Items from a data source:
--- --- ---

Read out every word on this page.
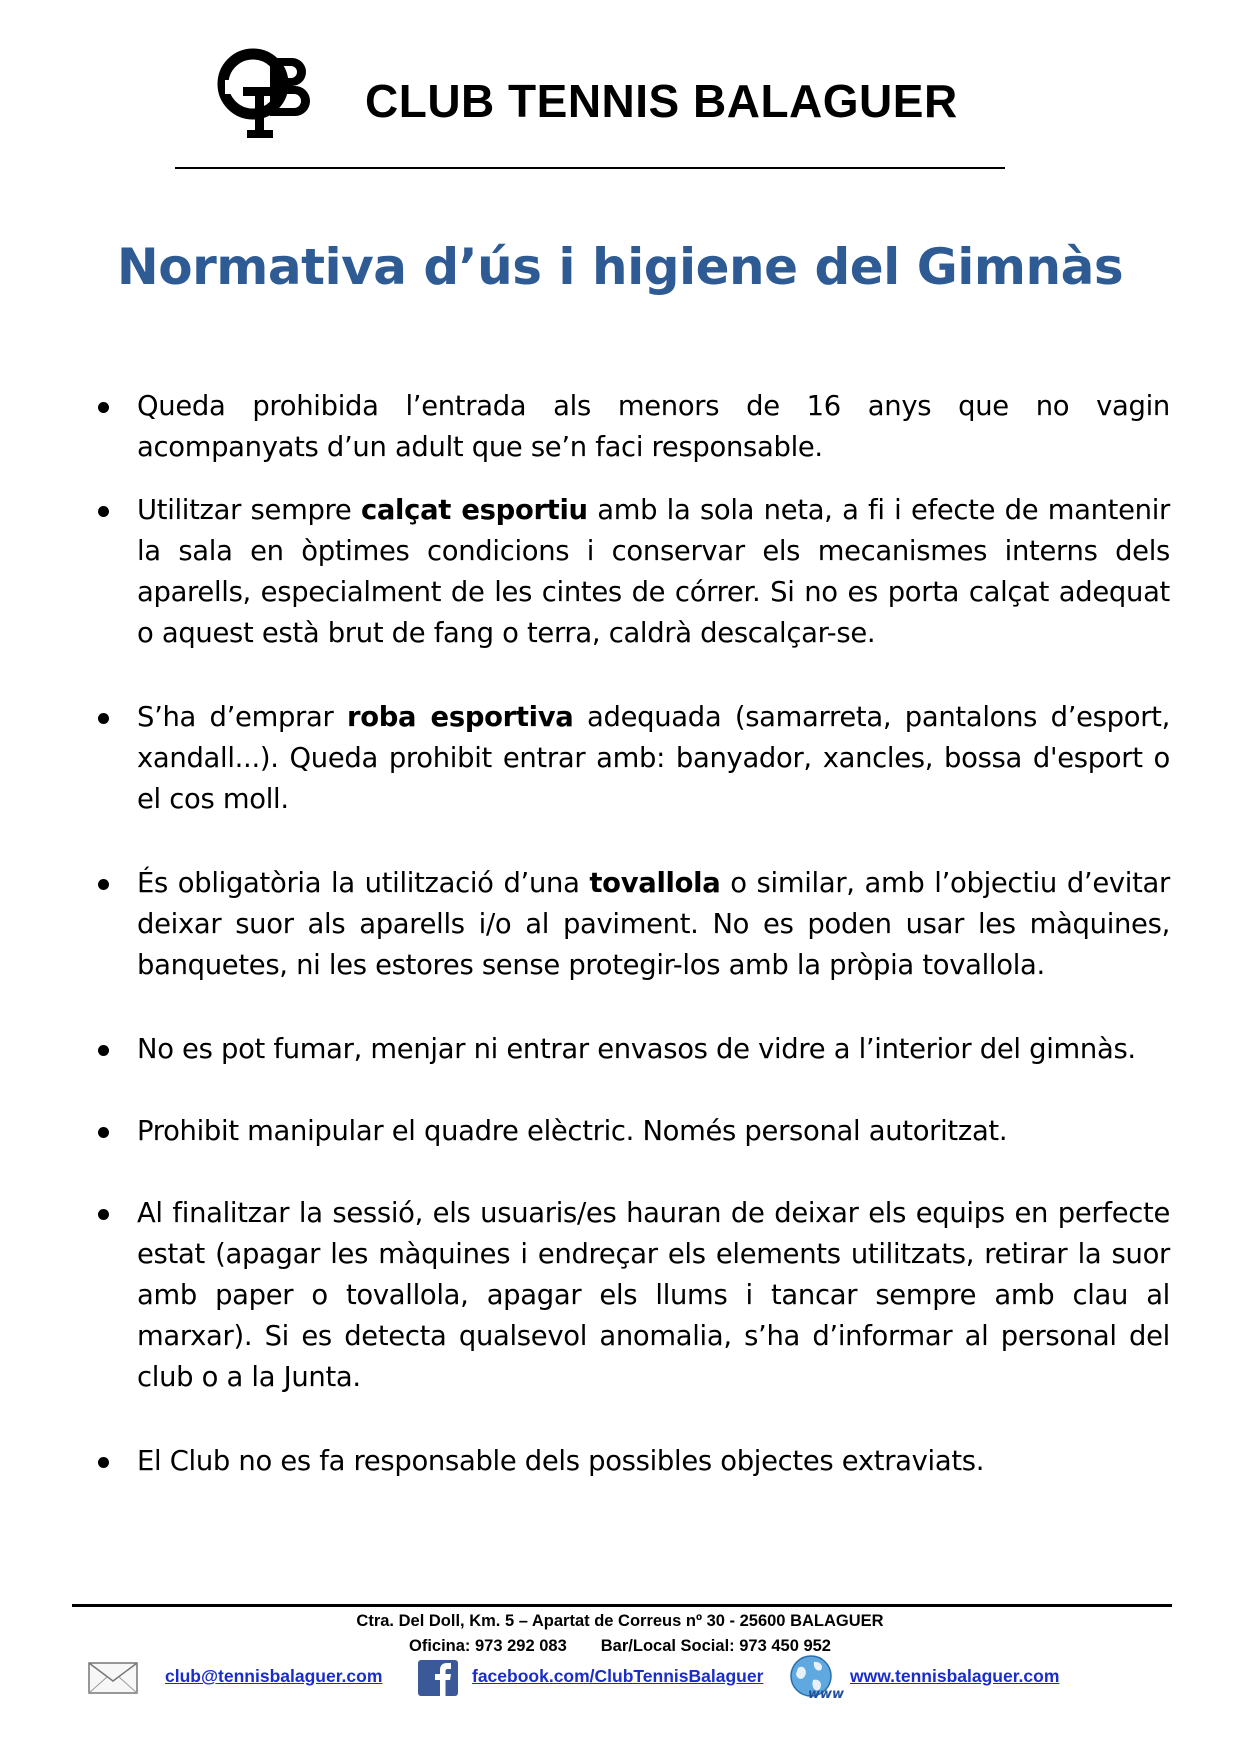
CLUB TENNIS BALAGUER
Normativa d’ús i higiene del Gimnàs
Queda prohibida l’entrada als menors de 16 anys que no vagin acompanyats d’un adult que se’n faci responsable.
Utilitzar sempre calçat esportiu amb la sola neta, a fi i efecte de mantenir la sala en òptimes condicions i conservar els mecanismes interns dels aparells, especialment de les cintes de córrer. Si no es porta calçat adequat o aquest està brut de fang o terra, caldrà descalçar-se.
S’ha d’emprar roba esportiva adequada (samarreta, pantalons d’esport, xandall...). Queda prohibit entrar amb: banyador, xancles, bossa d'esport o el cos moll.
És obligatòria la utilització d’una tovallola o similar, amb l’objectiu d’evitar deixar suor als aparells i/o al paviment. No es poden usar les màquines, banquetes, ni les estores sense protegir-los amb la pròpia tovallola.
No es pot fumar, menjar ni entrar envasos de vidre a l’interior del gimnàs.
Prohibit manipular el quadre elèctric. Només personal autoritzat.
Al finalitzar la sessió, els usuaris/es hauran de deixar els equips en perfecte estat (apagar les màquines i endreçar els elements utilitzats, retirar la suor amb paper o tovallola, apagar els llums i tancar sempre amb clau al marxar). Si es detecta qualsevol anomalia, s’ha d’informar al personal del club o a la Junta.
El Club no es fa responsable dels possibles objectes extraviats.
Ctra. Del Doll, Km. 5 – Apartat de Correus nº 30 - 25600 BALAGUER
Oficina: 973 292 083 Bar/Local Social: 973 450 952
club@tennisbalaguer.com	facebook.com/ClubTennisBalaguer
www
www.tennisbalaguer.com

--- --- ---

* [WHAT YOU WILL DO] Repeat the data exactly in full, omitting its pictures.

* [SOLUTION FOR THIS EXERCISE]
Read out every word on this page.
CLUB TENNIS BALAGUER
Normativa d’ús i higiene del Gimnàs
Queda prohibida l’entrada als menors de 16 anys que no vagin acompanyats d’un adult que se’n faci responsable.
Utilitzar sempre calçat esportiu amb la sola neta, a fi i efecte de mantenir la sala en òptimes condicions i conservar els mecanismes interns dels aparells, especialment de les cintes de córrer. Si no es porta calçat adequat o aquest està brut de fang o terra, caldrà descalçar-se.
S’ha d’emprar roba esportiva adequada (samarreta, pantalons d’esport, xandall...). Queda prohibit entrar amb: banyador, xancles, bossa d'esport o el cos moll.
És obligatòria la utilització d’una tovallola o similar, amb l’objectiu d’evitar deixar suor als aparells i/o al paviment. No es poden usar les màquines, banquetes, ni les estores sense protegir-los amb la pròpia tovallola.
No es pot fumar, menjar ni entrar envasos de vidre a l’interior del gimnàs.
Prohibit manipular el quadre elèctric. Només personal autoritzat.
Al finalitzar la sessió, els usuaris/es hauran de deixar els equips en perfecte estat (apagar les màquines i endreçar els elements utilitzats, retirar la suor amb paper o tovallola, apagar els llums i tancar sempre amb clau al marxar). Si es detecta qualsevol anomalia, s’ha d’informar al personal del club o a la Junta.
El Club no es fa responsable dels possibles objectes extraviats.
Ctra. Del Doll, Km. 5 – Apartat de Correus nº 30 - 25600 BALAGUER
Oficina: 973 292 083 Bar/Local Social: 973 450 952
club@tennisbalaguer.com	facebook.com/ClubTennisBalaguer
www
www.tennisbalaguer.com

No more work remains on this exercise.